[Begin Provided entries]
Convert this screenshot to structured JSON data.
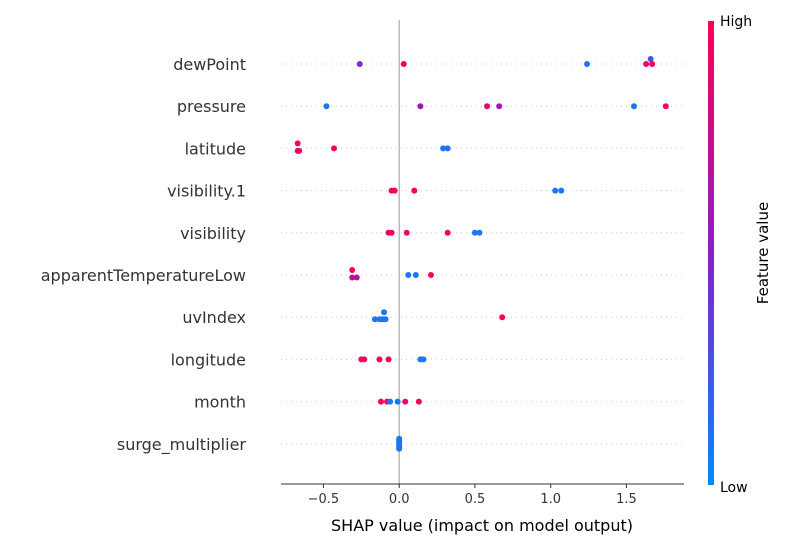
{
  "chart_data": {
    "type": "scatter",
    "title": "",
    "xlabel": "SHAP value (impact on model output)",
    "ylabel": "",
    "xlim": [
      -0.78,
      1.88
    ],
    "xticks": [
      -0.5,
      0.0,
      0.5,
      1.0,
      1.5
    ],
    "xtick_labels": [
      "−0.5",
      "0.0",
      "0.5",
      "1.0",
      "1.5"
    ],
    "features": [
      "dewPoint",
      "pressure",
      "latitude",
      "visibility.1",
      "visibility",
      "apparentTemperatureLow",
      "uvIndex",
      "longitude",
      "month",
      "surge_multiplier"
    ],
    "colors": {
      "low": "#008bfb",
      "mid": "#8a1ec8",
      "high": "#ff0052",
      "zero_line": "#999999",
      "row_line": "#cccccc",
      "axis": "#333333"
    },
    "colorbar": {
      "high_label": "High",
      "low_label": "Low",
      "title": "Feature value"
    },
    "points": [
      [
        {
          "x": -0.26,
          "v": 0.45,
          "d": 0
        },
        {
          "x": 0.03,
          "v": 0.9,
          "d": 0
        },
        {
          "x": 1.24,
          "v": 0.1,
          "d": 0
        },
        {
          "x": 1.63,
          "v": 0.95,
          "d": 0
        },
        {
          "x": 1.66,
          "v": 0.25,
          "d": 1
        },
        {
          "x": 1.67,
          "v": 0.95,
          "d": 0
        }
      ],
      [
        {
          "x": -0.48,
          "v": 0.1,
          "d": 0
        },
        {
          "x": 0.14,
          "v": 0.6,
          "d": 0
        },
        {
          "x": 0.58,
          "v": 0.9,
          "d": 0
        },
        {
          "x": 0.66,
          "v": 0.6,
          "d": 0
        },
        {
          "x": 1.55,
          "v": 0.1,
          "d": 0
        },
        {
          "x": 1.76,
          "v": 0.95,
          "d": 0
        }
      ],
      [
        {
          "x": -0.67,
          "v": 0.95,
          "d": 1
        },
        {
          "x": -0.67,
          "v": 0.95,
          "d": -0.5
        },
        {
          "x": -0.66,
          "v": 0.95,
          "d": -0.5
        },
        {
          "x": -0.43,
          "v": 0.95,
          "d": 0
        },
        {
          "x": 0.29,
          "v": 0.1,
          "d": 0
        },
        {
          "x": 0.32,
          "v": 0.1,
          "d": 0
        }
      ],
      [
        {
          "x": -0.05,
          "v": 0.95,
          "d": 0
        },
        {
          "x": -0.03,
          "v": 0.95,
          "d": 0
        },
        {
          "x": 0.1,
          "v": 0.95,
          "d": 0
        },
        {
          "x": 1.03,
          "v": 0.1,
          "d": 0
        },
        {
          "x": 1.07,
          "v": 0.1,
          "d": 0
        }
      ],
      [
        {
          "x": -0.07,
          "v": 0.95,
          "d": 0
        },
        {
          "x": -0.05,
          "v": 0.95,
          "d": 0
        },
        {
          "x": 0.05,
          "v": 0.95,
          "d": 0
        },
        {
          "x": 0.32,
          "v": 0.95,
          "d": 0
        },
        {
          "x": 0.5,
          "v": 0.1,
          "d": 0
        },
        {
          "x": 0.53,
          "v": 0.1,
          "d": 0
        }
      ],
      [
        {
          "x": -0.31,
          "v": 0.95,
          "d": 1
        },
        {
          "x": -0.31,
          "v": 0.7,
          "d": -0.5
        },
        {
          "x": -0.28,
          "v": 0.7,
          "d": -0.5
        },
        {
          "x": 0.06,
          "v": 0.1,
          "d": 0
        },
        {
          "x": 0.11,
          "v": 0.1,
          "d": 0
        },
        {
          "x": 0.21,
          "v": 0.95,
          "d": 0
        }
      ],
      [
        {
          "x": -0.1,
          "v": 0.1,
          "d": 1
        },
        {
          "x": -0.16,
          "v": 0.1,
          "d": -0.4
        },
        {
          "x": -0.13,
          "v": 0.1,
          "d": -0.4
        },
        {
          "x": -0.11,
          "v": 0.1,
          "d": -0.4
        },
        {
          "x": -0.09,
          "v": 0.1,
          "d": -0.4
        },
        {
          "x": 0.68,
          "v": 0.95,
          "d": 0
        }
      ],
      [
        {
          "x": -0.25,
          "v": 0.95,
          "d": 0
        },
        {
          "x": -0.23,
          "v": 0.95,
          "d": 0
        },
        {
          "x": -0.13,
          "v": 0.95,
          "d": 0
        },
        {
          "x": -0.07,
          "v": 0.95,
          "d": 0
        },
        {
          "x": 0.14,
          "v": 0.1,
          "d": 0
        },
        {
          "x": 0.16,
          "v": 0.1,
          "d": 0
        }
      ],
      [
        {
          "x": -0.12,
          "v": 0.95,
          "d": 0
        },
        {
          "x": -0.08,
          "v": 0.95,
          "d": 0
        },
        {
          "x": -0.06,
          "v": 0.1,
          "d": 0
        },
        {
          "x": -0.01,
          "v": 0.1,
          "d": 0
        },
        {
          "x": 0.04,
          "v": 0.95,
          "d": 0
        },
        {
          "x": 0.13,
          "v": 0.95,
          "d": 0
        }
      ],
      [
        {
          "x": 0.0,
          "v": 0.1,
          "d": 1
        },
        {
          "x": 0.0,
          "v": 0.1,
          "d": 0.7
        },
        {
          "x": 0.0,
          "v": 0.1,
          "d": 0.35
        },
        {
          "x": 0.0,
          "v": 0.1,
          "d": 0
        },
        {
          "x": 0.0,
          "v": 0.1,
          "d": -0.35
        },
        {
          "x": 0.0,
          "v": 0.1,
          "d": -0.7
        },
        {
          "x": 0.0,
          "v": 0.1,
          "d": -1
        }
      ]
    ]
  }
}
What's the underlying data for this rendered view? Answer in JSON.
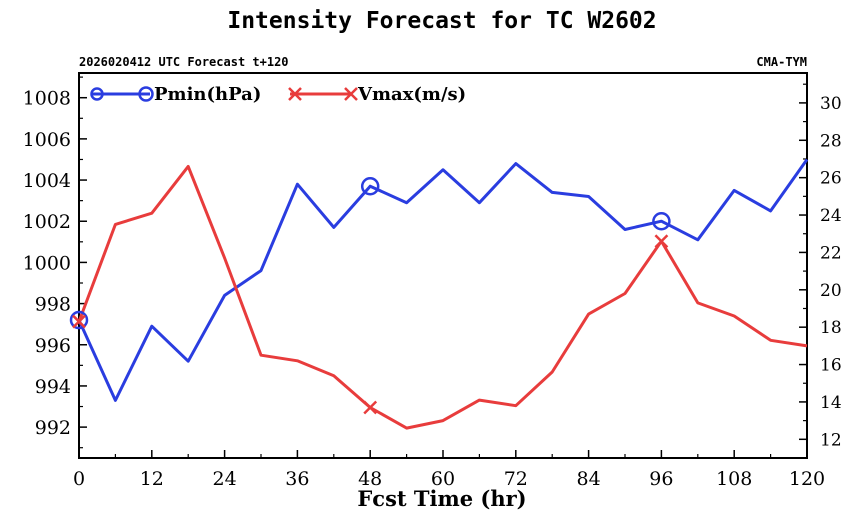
{
  "chart_data": {
    "type": "line",
    "title": "Intensity Forecast for TC W2602",
    "subtitle_left": "2026020412 UTC Forecast t+120",
    "subtitle_right": "CMA-TYM",
    "xlabel": "Fcst Time (hr)",
    "x": [
      0,
      6,
      12,
      18,
      24,
      30,
      36,
      42,
      48,
      54,
      60,
      66,
      72,
      78,
      84,
      90,
      96,
      102,
      108,
      114,
      120
    ],
    "xlim": [
      0,
      120
    ],
    "x_ticks": [
      0,
      12,
      24,
      36,
      48,
      60,
      72,
      84,
      96,
      108,
      120
    ],
    "x_tick_labels": [
      "0",
      "12",
      "24",
      "36",
      "48",
      "60",
      "72",
      "84",
      "96",
      "108",
      "120"
    ],
    "ylim_left": [
      990.5,
      1009.2
    ],
    "y_ticks_left": [
      992,
      994,
      996,
      998,
      1000,
      1002,
      1004,
      1006,
      1008
    ],
    "y_tick_labels_left": [
      "992",
      "994",
      "996",
      "998",
      "1000",
      "1002",
      "1004",
      "1006",
      "1008"
    ],
    "ylim_right": [
      11,
      31.6
    ],
    "y_ticks_right": [
      12,
      14,
      16,
      18,
      20,
      22,
      24,
      26,
      28,
      30
    ],
    "y_tick_labels_right": [
      "12",
      "14",
      "16",
      "18",
      "20",
      "22",
      "24",
      "26",
      "28",
      "30"
    ],
    "series": [
      {
        "name": "Pmin(hPa)",
        "axis": "left",
        "color": "#2a3de0",
        "marker": "circle",
        "marker_every": 8,
        "values": [
          997.2,
          993.3,
          996.9,
          995.2,
          998.4,
          999.6,
          1003.8,
          1001.7,
          1003.7,
          1002.9,
          1004.5,
          1002.9,
          1004.8,
          1003.4,
          1003.2,
          1001.6,
          1002.0,
          1001.1,
          1003.5,
          1002.5,
          1005.0
        ]
      },
      {
        "name": "Vmax(m/s)",
        "axis": "right",
        "color": "#e83c3c",
        "marker": "x",
        "marker_every": 8,
        "values": [
          18.3,
          23.5,
          24.1,
          26.6,
          21.7,
          16.5,
          16.2,
          15.4,
          13.7,
          12.6,
          13.0,
          14.1,
          13.8,
          15.6,
          18.7,
          19.8,
          22.6,
          19.3,
          18.6,
          17.3,
          17.0
        ]
      }
    ],
    "legend": "top-left"
  }
}
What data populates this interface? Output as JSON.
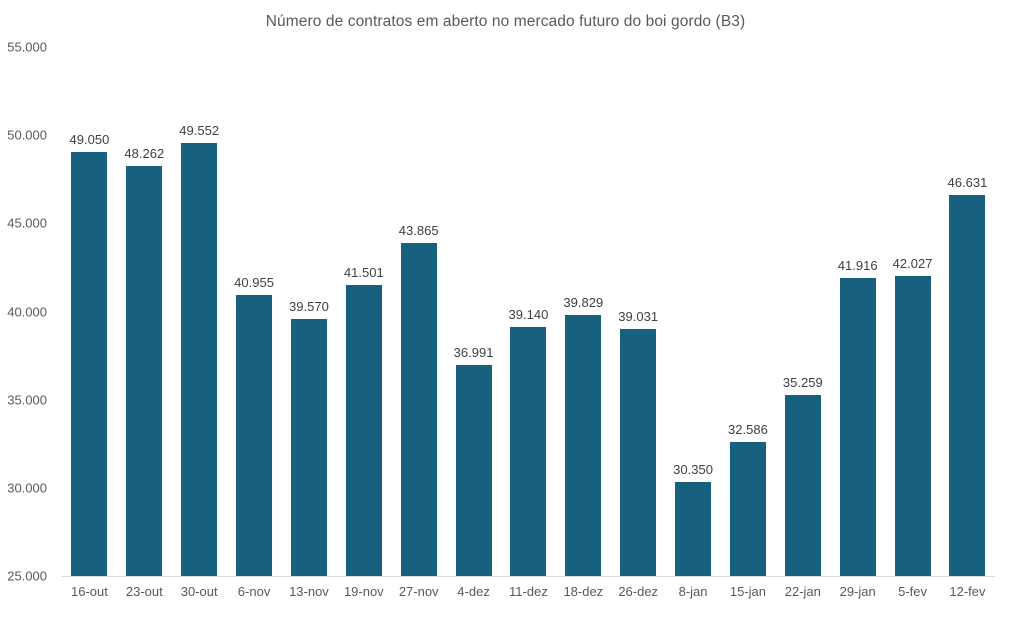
{
  "title": "Número de contratos em aberto no mercado futuro do boi gordo (B3)",
  "colors": {
    "bar": "#17617f",
    "title_text": "#595959",
    "axis_text": "#595959",
    "value_label_text": "#404040",
    "axis_line": "#d9d9d9",
    "background": "#ffffff"
  },
  "chart_data": {
    "type": "bar",
    "title": "Número de contratos em aberto no mercado futuro do boi gordo (B3)",
    "categories": [
      "16-out",
      "23-out",
      "30-out",
      "6-nov",
      "13-nov",
      "19-nov",
      "27-nov",
      "4-dez",
      "11-dez",
      "18-dez",
      "26-dez",
      "8-jan",
      "15-jan",
      "22-jan",
      "29-jan",
      "5-fev",
      "12-fev"
    ],
    "values": [
      49050,
      48262,
      49552,
      40955,
      39570,
      41501,
      43865,
      36991,
      39140,
      39829,
      39031,
      30350,
      32586,
      35259,
      41916,
      42027,
      46631
    ],
    "value_labels": [
      "49.050",
      "48.262",
      "49.552",
      "40.955",
      "39.570",
      "41.501",
      "43.865",
      "36.991",
      "39.140",
      "39.829",
      "39.031",
      "30.350",
      "32.586",
      "35.259",
      "41.916",
      "42.027",
      "46.631"
    ],
    "xlabel": "",
    "ylabel": "",
    "ylim": [
      25000,
      55000
    ],
    "y_ticks": [
      55000,
      50000,
      45000,
      40000,
      35000,
      30000,
      25000
    ],
    "y_tick_labels": [
      "55.000",
      "50.000",
      "45.000",
      "40.000",
      "35.000",
      "30.000",
      "25.000"
    ],
    "grid": false,
    "legend_position": "none",
    "bar_color": "#17617f"
  }
}
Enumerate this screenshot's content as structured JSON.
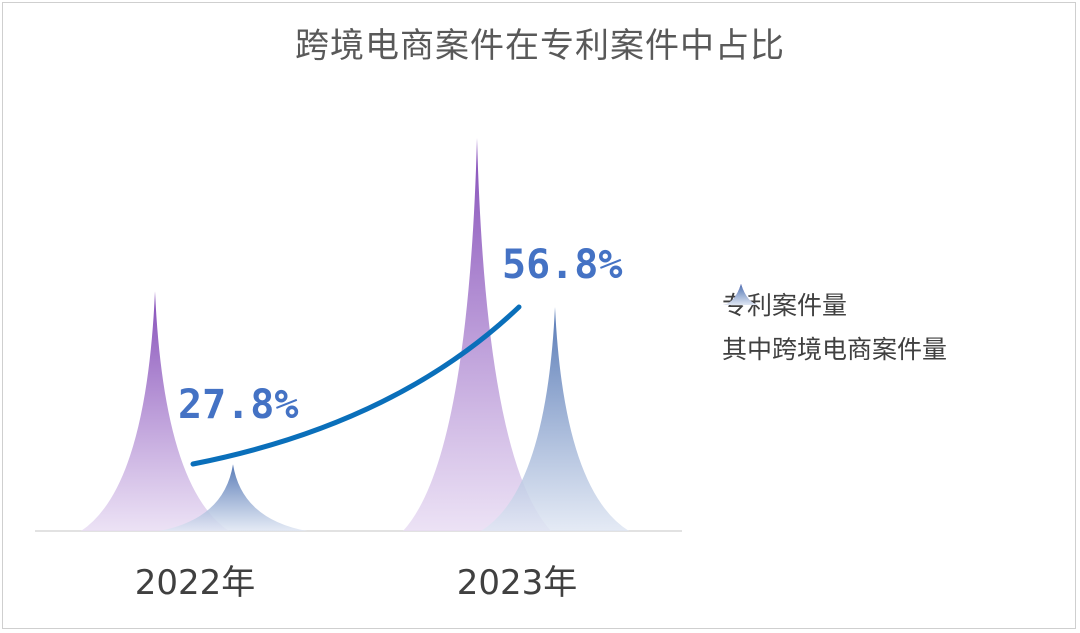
{
  "chart_data": {
    "type": "bar",
    "title": "跨境电商案件在专利案件中占比",
    "categories": [
      "2022年",
      "2023年"
    ],
    "series": [
      {
        "name": "专利案件量",
        "color": "#7b3fb3",
        "relative_heights": [
          0.61,
          1.0
        ]
      },
      {
        "name": "其中跨境电商案件量",
        "color": "#4a6fb0",
        "relative_heights": [
          0.17,
          0.57
        ]
      }
    ],
    "ratio_line": {
      "color": "#0a6fba",
      "labels": [
        "27.8%",
        "56.8%"
      ],
      "values": [
        27.8,
        56.8
      ]
    },
    "legend_position": "right",
    "grid": false
  }
}
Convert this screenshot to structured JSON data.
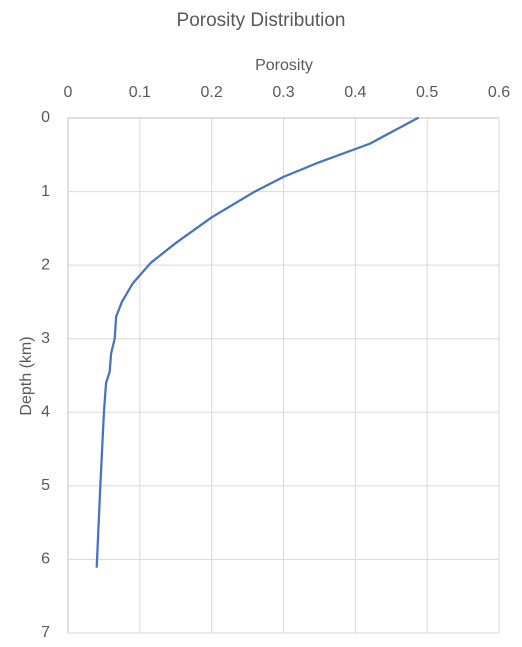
{
  "chart_data": {
    "type": "line",
    "title": "Porosity Distribution",
    "x_label": "Porosity",
    "y_label": "Depth (km)",
    "x": [
      0.487,
      0.42,
      0.35,
      0.3,
      0.26,
      0.2,
      0.15,
      0.115,
      0.09,
      0.075,
      0.067,
      0.065,
      0.06,
      0.058,
      0.053,
      0.05,
      0.045,
      0.04
    ],
    "series": [
      {
        "name": "Depth",
        "color": "#4472c4",
        "values": [
          0,
          0.35,
          0.6,
          0.8,
          1.0,
          1.35,
          1.7,
          1.97,
          2.25,
          2.5,
          2.7,
          3.0,
          3.2,
          3.45,
          3.6,
          4.0,
          5.0,
          6.1
        ]
      }
    ],
    "xlim": [
      0,
      0.6
    ],
    "xticks": [
      0,
      0.1,
      0.2,
      0.3,
      0.4,
      0.5,
      0.6
    ],
    "ylim": [
      0,
      7
    ],
    "yticks": [
      0,
      1,
      2,
      3,
      4,
      5,
      6,
      7
    ],
    "y_reversed": true,
    "x_axis_position": "top",
    "grid": true
  }
}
[End Provided entries]
◆ Problem to work on ◆
Check each line of the records for the word "Forecast" and extract those that contain it.

◆ Problem solution ◆
    "title": "Intensity Forecast for TC W2602",
    "subtitle_left": "2026020412 UTC Forecast t+120",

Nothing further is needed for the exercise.